### [Seção do documento]
Goiás: 55 trabalhadores são resgatados em lavoura de milho

Trabalhadores resgatados em Cezarina receberam passagens para retornar aos municípios de origem na Bahia e em Minas GeraisDivulgação Ministério Público do Trabalho

Uma operação conjunta resgatou 55 trabalhadores, entre eles nove mulheres, submetidos a condições análogas à escravidão em uma atividade de extração de palha de milho em Cezarina, no sul de Goiás. O material era destinado à fabricação de cigarros de palha.

A fiscalização foi realizada nos dias 23 e 24 de julho pelo Ministério Público do Trabalho em Goiás (MPT-GO), Ministério do Trabalho e Emprego (MTE), Polícia Militar de Goiás (PMGO) e Secretaria de Estado de Desenvolvimento Social (Seds-GO).

Segundo os órgãos, os trabalhadores foram aliciados na Bahia e em Minas Gerais com a promessa de receber entre R$ 6 mil e R$ 10 mil por mês, conforme a produção. Eles permaneceram cerca de 50 dias à disposição do empregador, mas teriam trabalhado efetivamente por apenas dez dias.

Durante a fiscalização, foram constatados atrasos salariais, ausência de água potável e falta de local adequado para refeições nas frentes de trabalho. Os empregados também relataram que os pagamentos quinzenais prometidos não foram realizados.

Cerca de 150 pessoas foram recrutadas

De acordo com a força-tarefa, aproximadamente 150 trabalhadores haviam sido recrutados inicialmente. Cerca de dois terços, porém, deixaram o local por conta própria antes da operação, sem receber as verbas rescisórias devidas.

### [Tarefa atribuída]
Reproduza da reportagem sobre o resgate de trabalhadores em Goiás o trecho que vai de "De acordo com" até "verbas rescisórias devidas.", incluindo essas palavras. As linhas não têm relação com a reportagem.

### [Conjunto de registros]
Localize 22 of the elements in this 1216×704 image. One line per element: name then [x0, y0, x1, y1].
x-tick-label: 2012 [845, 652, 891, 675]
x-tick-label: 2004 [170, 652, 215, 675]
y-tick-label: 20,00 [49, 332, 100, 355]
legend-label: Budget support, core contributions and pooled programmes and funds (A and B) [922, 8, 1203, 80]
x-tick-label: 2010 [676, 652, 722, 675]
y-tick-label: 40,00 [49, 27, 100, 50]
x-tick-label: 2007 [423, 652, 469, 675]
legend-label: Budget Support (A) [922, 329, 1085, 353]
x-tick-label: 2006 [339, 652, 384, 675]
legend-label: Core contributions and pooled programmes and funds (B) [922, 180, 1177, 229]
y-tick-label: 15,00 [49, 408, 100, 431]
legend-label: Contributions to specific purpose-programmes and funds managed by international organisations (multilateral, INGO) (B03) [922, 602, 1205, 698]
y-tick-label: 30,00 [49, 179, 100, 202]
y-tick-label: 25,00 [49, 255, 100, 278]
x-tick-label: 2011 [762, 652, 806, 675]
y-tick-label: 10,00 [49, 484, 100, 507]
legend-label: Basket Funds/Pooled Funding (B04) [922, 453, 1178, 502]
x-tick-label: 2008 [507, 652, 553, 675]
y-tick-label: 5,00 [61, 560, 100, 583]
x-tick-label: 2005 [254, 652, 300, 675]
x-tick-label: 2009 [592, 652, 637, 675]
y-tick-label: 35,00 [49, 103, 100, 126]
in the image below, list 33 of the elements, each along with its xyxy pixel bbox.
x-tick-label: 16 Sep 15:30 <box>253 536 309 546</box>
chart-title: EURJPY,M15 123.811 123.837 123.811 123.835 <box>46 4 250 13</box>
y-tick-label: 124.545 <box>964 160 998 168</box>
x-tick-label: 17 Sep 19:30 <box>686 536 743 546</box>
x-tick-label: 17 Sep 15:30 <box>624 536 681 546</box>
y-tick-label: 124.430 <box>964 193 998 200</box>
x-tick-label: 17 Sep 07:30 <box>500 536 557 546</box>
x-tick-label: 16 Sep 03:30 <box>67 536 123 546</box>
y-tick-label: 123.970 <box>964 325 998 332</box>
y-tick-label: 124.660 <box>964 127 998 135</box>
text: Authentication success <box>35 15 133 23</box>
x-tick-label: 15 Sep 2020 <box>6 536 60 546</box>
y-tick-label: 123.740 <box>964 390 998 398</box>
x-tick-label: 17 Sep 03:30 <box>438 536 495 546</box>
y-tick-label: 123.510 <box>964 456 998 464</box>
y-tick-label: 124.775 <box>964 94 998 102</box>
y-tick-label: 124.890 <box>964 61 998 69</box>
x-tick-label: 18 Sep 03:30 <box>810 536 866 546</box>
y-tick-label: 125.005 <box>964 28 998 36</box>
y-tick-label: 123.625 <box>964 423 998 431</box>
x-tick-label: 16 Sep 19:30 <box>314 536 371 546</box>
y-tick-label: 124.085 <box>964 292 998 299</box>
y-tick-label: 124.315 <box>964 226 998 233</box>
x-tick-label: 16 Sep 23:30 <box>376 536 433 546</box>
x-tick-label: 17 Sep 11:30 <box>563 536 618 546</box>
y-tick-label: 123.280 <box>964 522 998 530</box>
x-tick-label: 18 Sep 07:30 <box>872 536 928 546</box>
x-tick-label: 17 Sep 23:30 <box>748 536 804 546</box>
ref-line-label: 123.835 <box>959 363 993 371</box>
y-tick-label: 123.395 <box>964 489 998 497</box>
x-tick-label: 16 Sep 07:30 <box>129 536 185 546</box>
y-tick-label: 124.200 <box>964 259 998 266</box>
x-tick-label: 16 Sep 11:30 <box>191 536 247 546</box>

### [Resultado da tarefa]
De acordo com a força-tarefa, aproximadamente 150 trabalhadores haviam sido recrutados inicialmente. Cerca de dois terços, porém, deixaram o local por conta própria antes da operação, sem receber as verbas rescisórias devidas.